WORK TO DO =>
Copy every line of the data that contains the string "with".

____

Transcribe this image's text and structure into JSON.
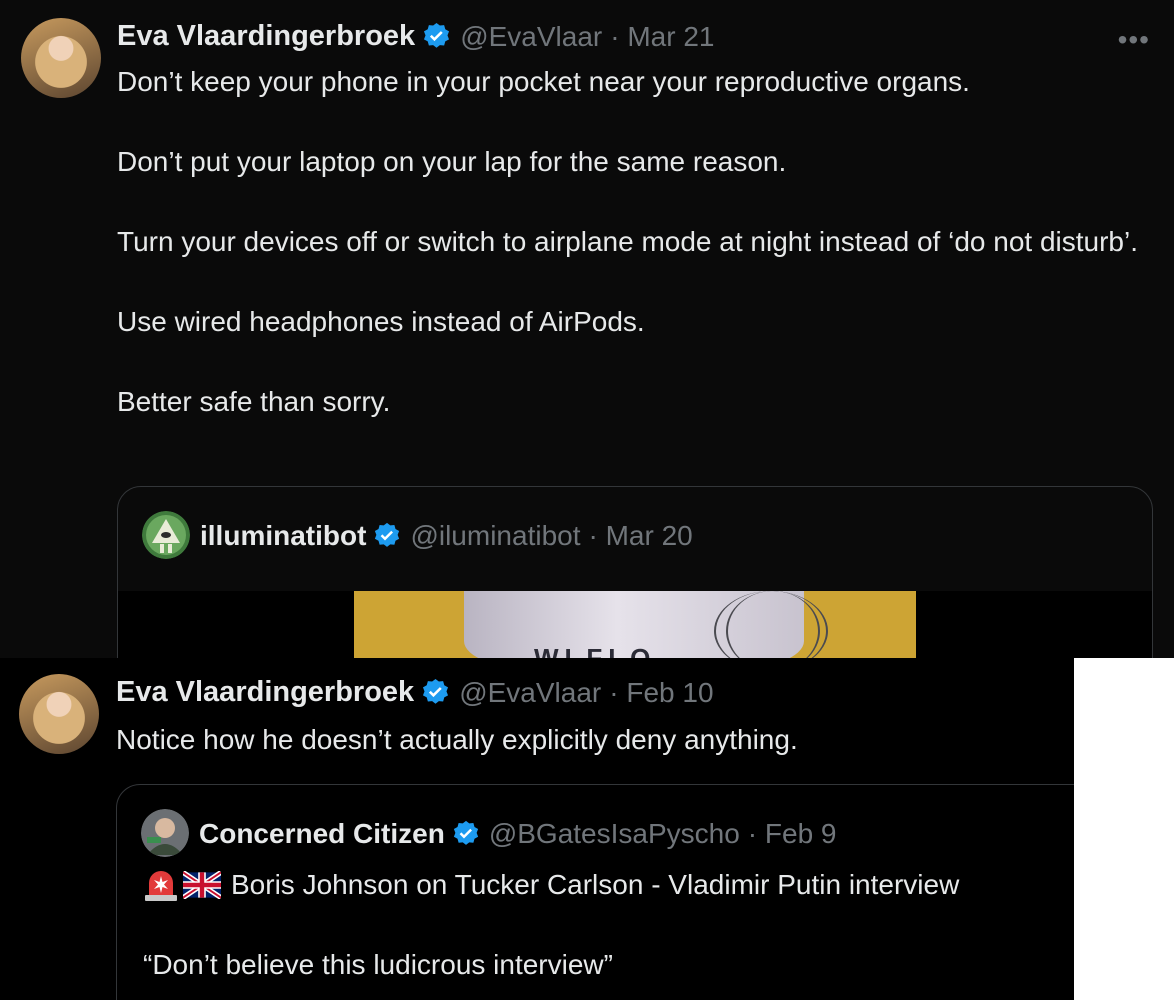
{
  "tweet1": {
    "author_name": "Eva Vlaardingerbroek",
    "handle": "@EvaVlaar",
    "date": "· Mar 21",
    "more_label": "•••",
    "text": "Don’t keep your phone in your pocket near your reproductive organs.\n\nDon’t put your laptop on your lap for the same reason.\n\nTurn your devices off or switch to airplane mode at night instead of ‘do not disturb’.\n\nUse wired headphones instead of AirPods.\n\nBetter safe than sorry.",
    "quote": {
      "author_name": "illuminatibot",
      "handle": "@iluminatibot",
      "date": "· Mar 20",
      "media_label": "WLFLO"
    }
  },
  "tweet2": {
    "author_name": "Eva Vlaardingerbroek",
    "handle": "@EvaVlaar",
    "date": "· Feb 10",
    "text": "Notice how he doesn’t actually explicitly deny anything.",
    "quote": {
      "author_name": "Concerned Citizen",
      "handle": "@BGatesIsaPyscho",
      "date": "· Feb 9",
      "line1": "Boris Johnson on Tucker Carlson - Vladimir Putin interview",
      "line2": "“Don’t believe this ludicrous interview”",
      "emoji_icons": [
        "siren-icon",
        "uk-flag-icon"
      ]
    }
  },
  "colors": {
    "background": "#0a0a0a",
    "text": "#e7e9ea",
    "muted": "#71767b",
    "verified": "#1d9bf0",
    "border": "#333639"
  }
}
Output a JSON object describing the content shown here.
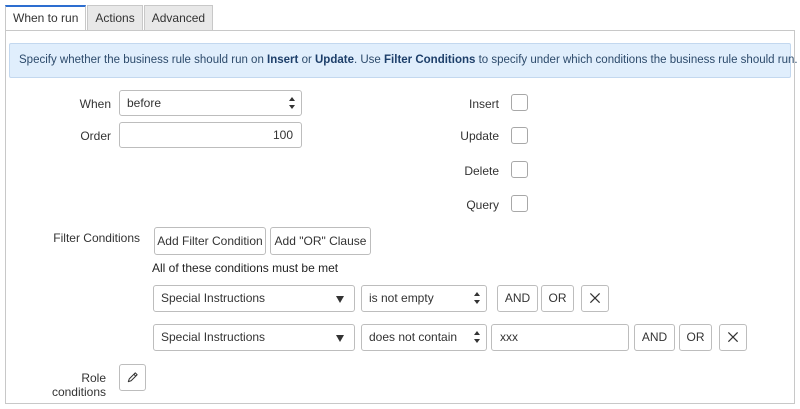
{
  "tabs": [
    {
      "label": "When to run",
      "active": true
    },
    {
      "label": "Actions",
      "active": false
    },
    {
      "label": "Advanced",
      "active": false
    }
  ],
  "info": {
    "t1": "Specify whether the business rule should run on ",
    "b1": "Insert",
    "t2": " or ",
    "b2": "Update",
    "t3": ". Use ",
    "b3": "Filter Conditions",
    "t4": " to specify under which conditions the business rule should run."
  },
  "form": {
    "when_label": "When",
    "when_value": "before",
    "order_label": "Order",
    "order_value": "100",
    "insert_label": "Insert",
    "update_label": "Update",
    "delete_label": "Delete",
    "query_label": "Query",
    "insert_checked": false,
    "update_checked": false,
    "delete_checked": false,
    "query_checked": false
  },
  "filter": {
    "label": "Filter Conditions",
    "add_condition": "Add Filter Condition",
    "add_or": "Add \"OR\" Clause",
    "all_met": "All of these conditions must be met",
    "rows": [
      {
        "field": "Special Instructions",
        "operator": "is not empty",
        "value": "",
        "and": "AND",
        "or": "OR"
      },
      {
        "field": "Special Instructions",
        "operator": "does not contain",
        "value": "xxx",
        "and": "AND",
        "or": "OR"
      }
    ]
  },
  "role": {
    "label": "Role conditions"
  },
  "icons": {
    "remove": "close-icon",
    "edit": "pencil-icon",
    "dropdown": "caret-down-icon",
    "select": "updown-arrows-icon"
  },
  "colors": {
    "tab_accent": "#2d6ed0",
    "info_bg": "#e0eefc",
    "info_text": "#2c4a6b"
  }
}
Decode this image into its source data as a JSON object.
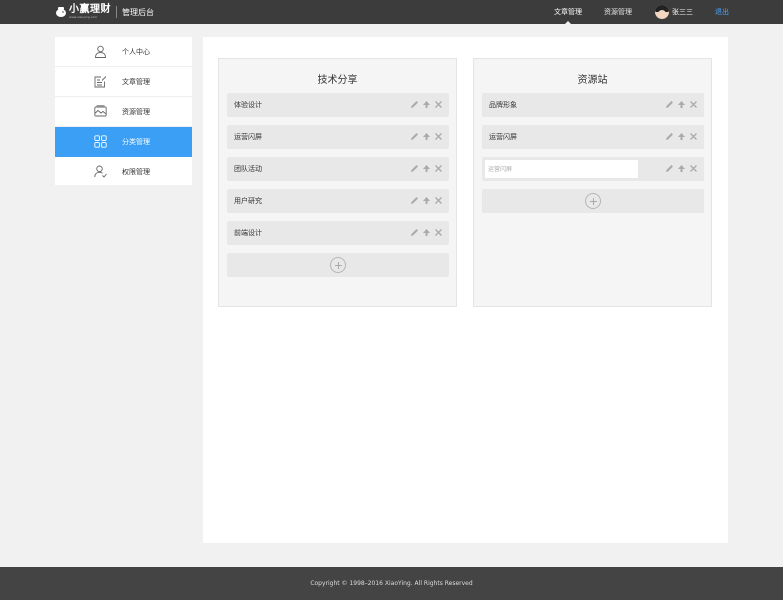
{
  "header": {
    "logo_text": "小赢理财",
    "logo_sub": "www.xiaoying.com",
    "admin_title": "管理后台",
    "nav": [
      {
        "label": "文章管理",
        "active": true
      },
      {
        "label": "资源管理",
        "active": false
      }
    ],
    "user_name": "张三三",
    "logout_label": "退出"
  },
  "sidebar": {
    "items": [
      {
        "label": "个人中心",
        "icon": "user-icon",
        "active": false
      },
      {
        "label": "文章管理",
        "icon": "article-edit-icon",
        "active": false
      },
      {
        "label": "资源管理",
        "icon": "resource-image-icon",
        "active": false
      },
      {
        "label": "分类管理",
        "icon": "category-grid-icon",
        "active": true
      },
      {
        "label": "权限管理",
        "icon": "user-permission-icon",
        "active": false
      }
    ]
  },
  "main": {
    "panels": [
      {
        "title": "技术分享",
        "items": [
          "体验设计",
          "运营闪屏",
          "团队活动",
          "用户研究",
          "前端设计"
        ]
      },
      {
        "title": "资源站",
        "items": [
          "品牌形象",
          "运营闪屏"
        ],
        "edit_input_placeholder": "运营闪屏"
      }
    ]
  },
  "footer": {
    "copyright": "Copyright © 1998–2016 XiaoYing. All Rights Reserved"
  },
  "colors": {
    "header_bg": "#3c3c3c",
    "accent": "#3b9ff5",
    "logout": "#4aa3ff",
    "footer_bg": "#444444",
    "row_bg": "#e8e8e8"
  }
}
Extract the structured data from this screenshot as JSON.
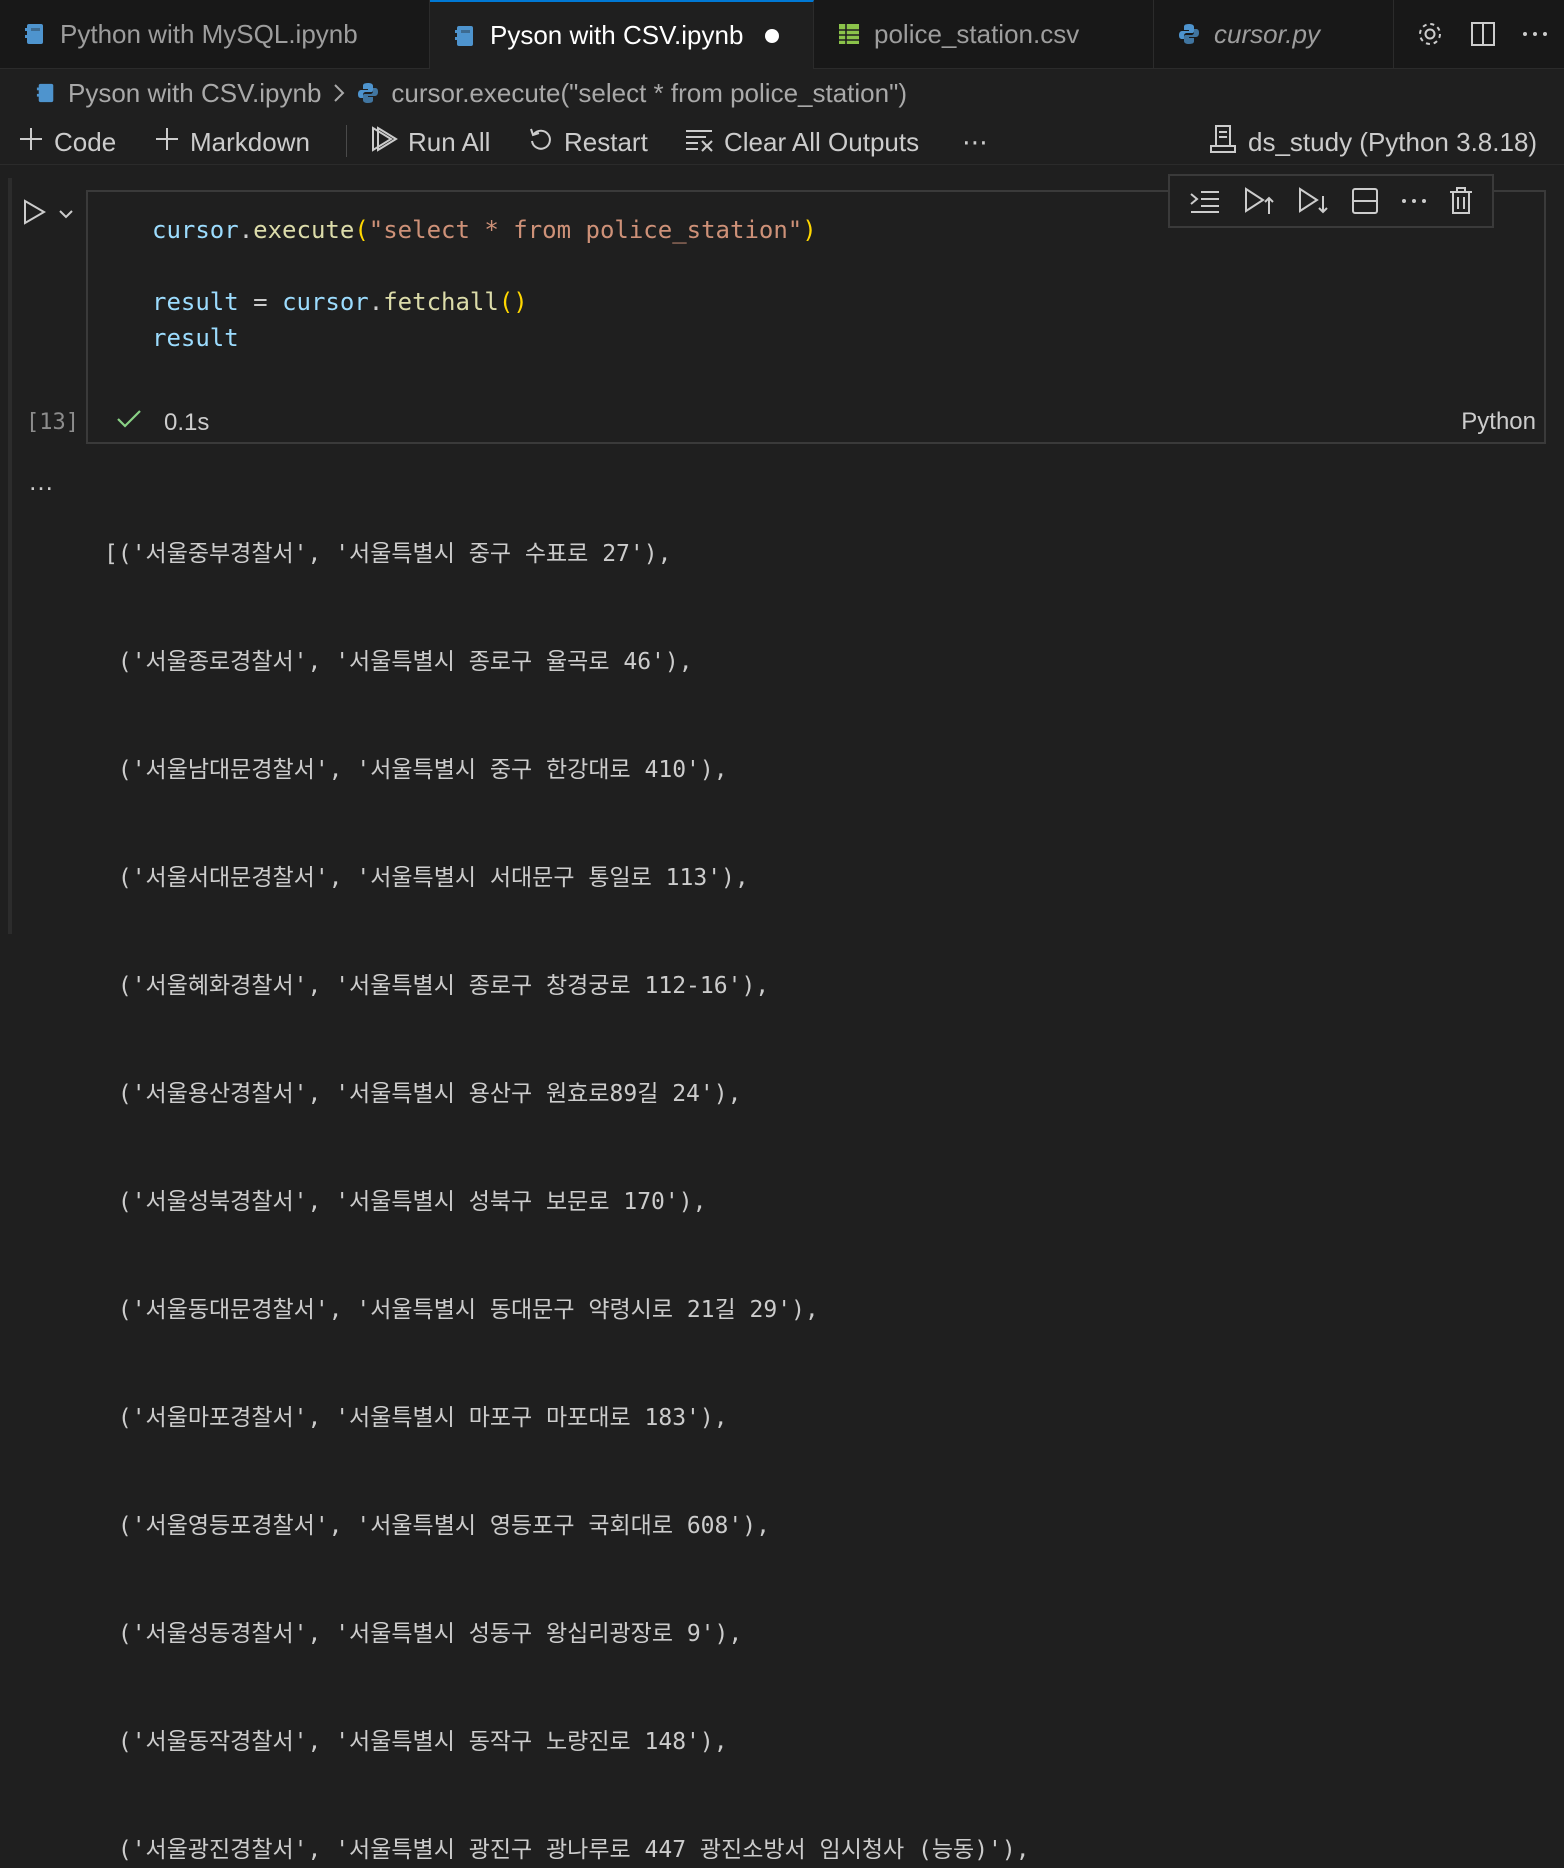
{
  "tabs": [
    {
      "label": "Python with MySQL.ipynb",
      "icon": "notebook-icon",
      "active": false
    },
    {
      "label": "Pyson with CSV.ipynb",
      "icon": "notebook-icon",
      "active": true,
      "dirty": true
    },
    {
      "label": "police_station.csv",
      "icon": "csv-table-icon",
      "active": false
    },
    {
      "label": "cursor.py",
      "icon": "python-icon",
      "active": false,
      "italic": true
    }
  ],
  "tab_actions": [
    "gear-icon",
    "split-editor-icon",
    "more-icon"
  ],
  "breadcrumb": {
    "file": "Pyson with CSV.ipynb",
    "cell": "cursor.execute(\"select * from police_station\")"
  },
  "toolbar": {
    "code": "Code",
    "markdown": "Markdown",
    "run_all": "Run All",
    "restart": "Restart",
    "clear_outputs": "Clear All Outputs",
    "more": "⋯",
    "kernel": "ds_study (Python 3.8.18)"
  },
  "cell": {
    "code_lines": [
      "cursor.execute(\"select * from police_station\")",
      "",
      "result = cursor.fetchall()",
      "result"
    ],
    "execution_count": "[13]",
    "duration": "0.1s",
    "language": "Python",
    "toolbar_icons": [
      "run-by-line-icon",
      "run-above-icon",
      "run-below-icon",
      "split-cell-icon",
      "more-icon",
      "delete-icon"
    ]
  },
  "output": {
    "ellipsis": "…",
    "lines": [
      "[('서울중부경찰서', '서울특별시 중구 수표로 27'),",
      " ('서울종로경찰서', '서울특별시 종로구 율곡로 46'),",
      " ('서울남대문경찰서', '서울특별시 중구 한강대로 410'),",
      " ('서울서대문경찰서', '서울특별시 서대문구 통일로 113'),",
      " ('서울혜화경찰서', '서울특별시 종로구 창경궁로 112-16'),",
      " ('서울용산경찰서', '서울특별시 용산구 원효로89길 24'),",
      " ('서울성북경찰서', '서울특별시 성북구 보문로 170'),",
      " ('서울동대문경찰서', '서울특별시 동대문구 약령시로 21길 29'),",
      " ('서울마포경찰서', '서울특별시 마포구 마포대로 183'),",
      " ('서울영등포경찰서', '서울특별시 영등포구 국회대로 608'),",
      " ('서울성동경찰서', '서울특별시 성동구 왕십리광장로 9'),",
      " ('서울동작경찰서', '서울특별시 동작구 노량진로 148'),",
      " ('서울광진경찰서', '서울특별시 광진구 광나루로 447 광진소방서 임시청사 (능동)'),"
    ]
  },
  "colors": {
    "background": "#1f1f1f",
    "tabbar": "#181818",
    "accent": "#0078d4",
    "success": "#89d185",
    "string": "#ce9178",
    "variable": "#9cdcfe",
    "function": "#dcdcaa"
  }
}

____

SOLUTION =>
      "label": "Python with MySQL.ipynb",
      "label": "Pyson with CSV.ipynb",
    "file": "Pyson with CSV.ipynb",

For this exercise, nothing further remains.